Saved data entries:
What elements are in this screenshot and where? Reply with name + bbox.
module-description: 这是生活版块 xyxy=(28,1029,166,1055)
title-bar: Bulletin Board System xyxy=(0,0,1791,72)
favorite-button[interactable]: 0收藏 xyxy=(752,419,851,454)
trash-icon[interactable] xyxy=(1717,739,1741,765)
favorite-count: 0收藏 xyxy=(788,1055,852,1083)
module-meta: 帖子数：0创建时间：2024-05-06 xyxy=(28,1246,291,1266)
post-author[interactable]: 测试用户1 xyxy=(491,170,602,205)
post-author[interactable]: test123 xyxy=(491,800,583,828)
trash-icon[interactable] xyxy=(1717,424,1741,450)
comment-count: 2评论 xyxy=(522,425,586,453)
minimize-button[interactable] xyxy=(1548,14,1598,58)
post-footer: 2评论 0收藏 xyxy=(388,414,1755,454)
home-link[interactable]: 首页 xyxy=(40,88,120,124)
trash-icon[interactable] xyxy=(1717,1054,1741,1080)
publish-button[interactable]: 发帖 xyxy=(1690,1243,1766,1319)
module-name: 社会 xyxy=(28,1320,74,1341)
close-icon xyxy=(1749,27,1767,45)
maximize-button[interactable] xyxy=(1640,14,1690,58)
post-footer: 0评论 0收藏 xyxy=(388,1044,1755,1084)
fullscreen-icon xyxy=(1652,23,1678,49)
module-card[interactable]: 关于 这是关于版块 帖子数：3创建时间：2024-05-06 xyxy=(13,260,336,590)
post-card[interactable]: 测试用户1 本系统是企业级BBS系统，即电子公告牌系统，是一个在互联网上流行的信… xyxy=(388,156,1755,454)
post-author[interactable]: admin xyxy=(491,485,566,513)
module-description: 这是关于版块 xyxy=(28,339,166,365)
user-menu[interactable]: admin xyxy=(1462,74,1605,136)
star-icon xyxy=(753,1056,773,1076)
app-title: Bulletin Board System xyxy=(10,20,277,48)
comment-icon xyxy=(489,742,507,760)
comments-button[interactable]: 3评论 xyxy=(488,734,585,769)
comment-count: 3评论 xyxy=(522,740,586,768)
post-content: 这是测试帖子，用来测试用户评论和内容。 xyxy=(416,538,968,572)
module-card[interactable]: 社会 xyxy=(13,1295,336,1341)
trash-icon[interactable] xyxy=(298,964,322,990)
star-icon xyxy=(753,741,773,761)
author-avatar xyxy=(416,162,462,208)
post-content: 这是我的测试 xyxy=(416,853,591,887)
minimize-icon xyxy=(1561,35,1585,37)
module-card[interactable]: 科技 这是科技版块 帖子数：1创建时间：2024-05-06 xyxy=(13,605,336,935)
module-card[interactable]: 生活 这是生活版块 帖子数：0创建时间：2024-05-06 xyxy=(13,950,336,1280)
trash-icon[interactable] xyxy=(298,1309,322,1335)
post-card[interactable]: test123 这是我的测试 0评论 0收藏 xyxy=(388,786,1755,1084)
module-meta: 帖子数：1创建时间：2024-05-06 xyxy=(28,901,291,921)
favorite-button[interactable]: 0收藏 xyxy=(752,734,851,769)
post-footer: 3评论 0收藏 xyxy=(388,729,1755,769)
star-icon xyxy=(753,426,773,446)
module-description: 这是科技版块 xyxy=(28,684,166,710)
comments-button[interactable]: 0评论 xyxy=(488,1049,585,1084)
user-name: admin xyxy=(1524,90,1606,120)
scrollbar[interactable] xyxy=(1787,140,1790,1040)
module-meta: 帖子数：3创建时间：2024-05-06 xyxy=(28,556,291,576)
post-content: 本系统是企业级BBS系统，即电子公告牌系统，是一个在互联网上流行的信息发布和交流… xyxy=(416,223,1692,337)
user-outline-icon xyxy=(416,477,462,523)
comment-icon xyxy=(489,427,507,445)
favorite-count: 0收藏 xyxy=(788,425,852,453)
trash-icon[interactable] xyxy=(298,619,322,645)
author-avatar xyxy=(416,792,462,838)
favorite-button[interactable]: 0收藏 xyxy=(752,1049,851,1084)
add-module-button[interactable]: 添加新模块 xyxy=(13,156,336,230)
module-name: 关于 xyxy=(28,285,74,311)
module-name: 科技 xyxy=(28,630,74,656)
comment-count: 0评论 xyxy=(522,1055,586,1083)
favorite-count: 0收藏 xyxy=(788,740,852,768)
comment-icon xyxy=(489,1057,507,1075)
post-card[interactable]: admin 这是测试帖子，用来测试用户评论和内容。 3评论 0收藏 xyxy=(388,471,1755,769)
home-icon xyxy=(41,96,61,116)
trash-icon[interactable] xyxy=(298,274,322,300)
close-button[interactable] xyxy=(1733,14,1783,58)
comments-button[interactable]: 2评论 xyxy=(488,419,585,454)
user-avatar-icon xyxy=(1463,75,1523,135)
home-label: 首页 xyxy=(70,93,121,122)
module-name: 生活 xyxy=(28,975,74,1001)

Set task:
Copy out the lines of the material from its first line through the line containing "post-author[interactable]: test123 xyxy=(491,800,583,828)", including both.

Expected answer:
What elements are in this screenshot and where? Reply with name + bbox.
module-description: 这是生活版块 xyxy=(28,1029,166,1055)
title-bar: Bulletin Board System xyxy=(0,0,1791,72)
favorite-button[interactable]: 0收藏 xyxy=(752,419,851,454)
trash-icon[interactable] xyxy=(1717,739,1741,765)
favorite-count: 0收藏 xyxy=(788,1055,852,1083)
module-meta: 帖子数：0创建时间：2024-05-06 xyxy=(28,1246,291,1266)
post-author[interactable]: 测试用户1 xyxy=(491,170,602,205)
post-author[interactable]: test123 xyxy=(491,800,583,828)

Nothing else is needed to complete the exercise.